Task goal:
Rewrite every item below with "React App" replaced by "Tweet App" and nothing else changed. Leave the pictures out.

Raw records:
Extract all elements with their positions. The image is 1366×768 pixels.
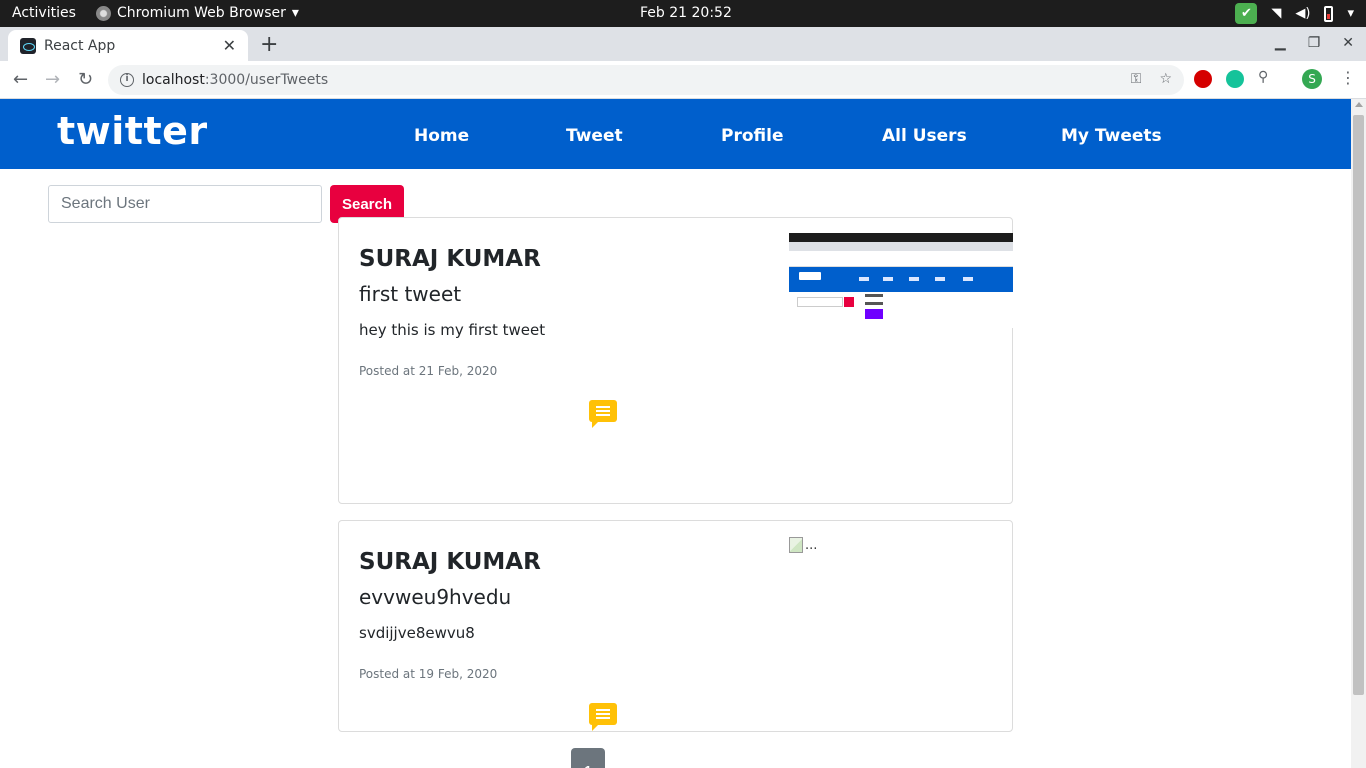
info-icon[interactable]: i [120, 73, 134, 87]
tweet-author[interactable]: SURAJ KUMAR [359, 549, 541, 575]
tab-title: React App [44, 37, 116, 54]
tweet-image-broken: ... [789, 537, 817, 553]
comment-icon[interactable] [589, 703, 617, 731]
adblock-extension-icon[interactable] [1194, 70, 1212, 88]
grammarly-extension-icon[interactable] [1226, 70, 1244, 88]
tweet-posted-date: Posted at 19 Feb, 2020 [359, 667, 498, 681]
tweet-title: evvweu9hvedu [359, 585, 512, 609]
tweet-card: SURAJ KUMAR first tweet hey this is my f… [338, 217, 1013, 504]
activities-button[interactable]: Activities [12, 5, 76, 21]
broken-image-icon [789, 537, 803, 553]
app-menu-label: Chromium Web Browser [117, 5, 286, 21]
chevron-down-icon: ▾ [291, 5, 299, 21]
volume-icon: ◀) [1295, 6, 1311, 21]
close-icon[interactable]: ✕ [223, 36, 236, 55]
site-navbar: twitter Home Tweet Profile All Users My … [0, 99, 1351, 169]
os-top-bar: Activities Chromium Web Browser ▾ Feb 21… [0, 0, 1366, 27]
wifi-icon: ◥ [1271, 6, 1282, 21]
system-tray[interactable]: ✔ ◥ ◀) ▾ [1235, 3, 1354, 24]
tweet-title: first tweet [359, 282, 462, 306]
check-icon[interactable]: ✔ [1235, 3, 1258, 24]
tweet-posted-date: Posted at 21 Feb, 2020 [359, 364, 498, 378]
scrollbar-thumb[interactable] [1353, 115, 1364, 695]
nav-home[interactable]: Home [414, 126, 469, 146]
image-alt-text: ... [805, 537, 818, 553]
battery-icon [1324, 5, 1334, 22]
address-bar[interactable]: i localhost:3000/userTweets ⚿ ☆ [108, 65, 1184, 95]
tweet-author[interactable]: SURAJ KUMAR [359, 246, 541, 272]
bookmark-star-icon[interactable]: ☆ [1159, 71, 1172, 87]
page-viewport: twitter Home Tweet Profile All Users My … [0, 99, 1351, 768]
nav-profile[interactable]: Profile [721, 126, 783, 146]
new-tab-plus-icon[interactable]: + [260, 32, 278, 57]
pagination-page-1[interactable]: 1 [571, 748, 605, 768]
profile-avatar[interactable]: S [1302, 69, 1322, 89]
minimize-icon[interactable]: ▁ [1275, 35, 1286, 51]
browser-tab[interactable]: React App ✕ [8, 30, 248, 61]
chevron-down-icon[interactable]: ▾ [1347, 6, 1354, 21]
browser-toolbar: ← → ↻ i localhost:3000/userTweets ⚿ ☆ ⚲ … [0, 61, 1366, 99]
react-favicon-icon [20, 37, 36, 54]
forward-arrow-icon[interactable]: → [45, 69, 60, 90]
comment-icon[interactable] [589, 400, 617, 428]
window-controls: ▁ ❐ ✕ [1275, 35, 1354, 51]
reload-icon[interactable]: ↻ [78, 69, 93, 90]
restore-icon[interactable]: ❐ [1308, 35, 1321, 51]
nav-all-users[interactable]: All Users [882, 126, 967, 146]
nav-my-tweets[interactable]: My Tweets [1061, 126, 1162, 146]
more-menu-icon[interactable]: ⋮ [1340, 68, 1356, 87]
tab-strip: React App ✕ + ▁ ❐ ✕ [0, 27, 1366, 61]
key-icon[interactable]: ⚿ [1131, 71, 1142, 87]
site-logo[interactable]: twitter [57, 109, 208, 153]
url-path: :3000/userTweets [204, 72, 329, 88]
chromium-icon [96, 5, 111, 21]
tweet-body: hey this is my first tweet [359, 321, 546, 339]
tweet-image [789, 233, 1013, 328]
bicycle-extension-icon[interactable]: ⚲ [1258, 69, 1276, 87]
app-menu[interactable]: Chromium Web Browser ▾ [96, 5, 299, 21]
search-user-input[interactable] [48, 185, 322, 223]
tweet-body: svdijjve8ewvu8 [359, 624, 475, 642]
close-window-icon[interactable]: ✕ [1342, 35, 1354, 51]
page-scrollbar[interactable] [1351, 99, 1366, 768]
scroll-up-icon[interactable] [1355, 102, 1363, 107]
tweet-card: ... SURAJ KUMAR evvweu9hvedu svdijjve8ew… [338, 520, 1013, 732]
nav-tweet[interactable]: Tweet [566, 126, 623, 146]
clock[interactable]: Feb 21 20:52 [640, 5, 732, 21]
url-host: localhost [142, 72, 205, 88]
back-arrow-icon[interactable]: ← [13, 69, 28, 90]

Problem solution:
Extract all elements with their positions. The image is 1366×768 pixels.
info-icon[interactable]: i [120, 73, 134, 87]
tweet-author[interactable]: SURAJ KUMAR [359, 549, 541, 575]
tab-title: Tweet App [44, 37, 116, 54]
tweet-image-broken: ... [789, 537, 817, 553]
comment-icon[interactable] [589, 703, 617, 731]
adblock-extension-icon[interactable] [1194, 70, 1212, 88]
grammarly-extension-icon[interactable] [1226, 70, 1244, 88]
tweet-posted-date: Posted at 19 Feb, 2020 [359, 667, 498, 681]
tweet-title: evvweu9hvedu [359, 585, 512, 609]
tweet-card: SURAJ KUMAR first tweet hey this is my f… [338, 217, 1013, 504]
activities-button[interactable]: Activities [12, 5, 76, 21]
broken-image-icon [789, 537, 803, 553]
app-menu-label: Chromium Web Browser [117, 5, 286, 21]
chevron-down-icon: ▾ [291, 5, 299, 21]
volume-icon: ◀) [1295, 6, 1311, 21]
close-icon[interactable]: ✕ [223, 36, 236, 55]
site-navbar: twitter Home Tweet Profile All Users My … [0, 99, 1351, 169]
os-top-bar: Activities Chromium Web Browser ▾ Feb 21… [0, 0, 1366, 27]
wifi-icon: ◥ [1271, 6, 1282, 21]
system-tray[interactable]: ✔ ◥ ◀) ▾ [1235, 3, 1354, 24]
tweet-title: first tweet [359, 282, 462, 306]
check-icon[interactable]: ✔ [1235, 3, 1258, 24]
tweet-posted-date: Posted at 21 Feb, 2020 [359, 364, 498, 378]
scrollbar-thumb[interactable] [1353, 115, 1364, 695]
nav-home[interactable]: Home [414, 126, 469, 146]
image-alt-text: ... [805, 537, 818, 553]
battery-icon [1324, 5, 1334, 22]
address-bar[interactable]: i localhost:3000/userTweets ⚿ ☆ [108, 65, 1184, 95]
tweet-author[interactable]: SURAJ KUMAR [359, 246, 541, 272]
bookmark-star-icon[interactable]: ☆ [1159, 71, 1172, 87]
page-viewport: twitter Home Tweet Profile All Users My … [0, 99, 1351, 768]
nav-profile[interactable]: Profile [721, 126, 783, 146]
new-tab-plus-icon[interactable]: + [260, 32, 278, 57]
pagination-page-1[interactable]: 1 [571, 748, 605, 768]
profile-avatar[interactable]: S [1302, 69, 1322, 89]
minimize-icon[interactable]: ▁ [1275, 35, 1286, 51]
browser-tab[interactable]: Tweet App ✕ [8, 30, 248, 61]
chevron-down-icon[interactable]: ▾ [1347, 6, 1354, 21]
browser-toolbar: ← → ↻ i localhost:3000/userTweets ⚿ ☆ ⚲ … [0, 61, 1366, 99]
react-favicon-icon [20, 37, 36, 54]
forward-arrow-icon[interactable]: → [45, 69, 60, 90]
comment-icon[interactable] [589, 400, 617, 428]
window-controls: ▁ ❐ ✕ [1275, 35, 1354, 51]
reload-icon[interactable]: ↻ [78, 69, 93, 90]
restore-icon[interactable]: ❐ [1308, 35, 1321, 51]
nav-all-users[interactable]: All Users [882, 126, 967, 146]
nav-my-tweets[interactable]: My Tweets [1061, 126, 1162, 146]
more-menu-icon[interactable]: ⋮ [1340, 68, 1356, 87]
tab-strip: Tweet App ✕ + ▁ ❐ ✕ [0, 27, 1366, 61]
key-icon[interactable]: ⚿ [1131, 71, 1142, 87]
site-logo[interactable]: twitter [57, 109, 208, 153]
url-path: :3000/userTweets [204, 72, 329, 88]
chromium-icon [96, 5, 111, 21]
tweet-body: hey this is my first tweet [359, 321, 546, 339]
tweet-image [789, 233, 1013, 328]
bicycle-extension-icon[interactable]: ⚲ [1258, 69, 1276, 87]
app-menu[interactable]: Chromium Web Browser ▾ [96, 5, 299, 21]
search-user-input[interactable] [48, 185, 322, 223]
tweet-body: svdijjve8ewvu8 [359, 624, 475, 642]
close-window-icon[interactable]: ✕ [1342, 35, 1354, 51]
page-scrollbar[interactable] [1351, 99, 1366, 768]
scroll-up-icon[interactable] [1355, 102, 1363, 107]
tweet-card: ... SURAJ KUMAR evvweu9hvedu svdijjve8ew… [338, 520, 1013, 732]
nav-tweet[interactable]: Tweet [566, 126, 623, 146]
clock[interactable]: Feb 21 20:52 [640, 5, 732, 21]
url-host: localhost [142, 72, 205, 88]
back-arrow-icon[interactable]: ← [13, 69, 28, 90]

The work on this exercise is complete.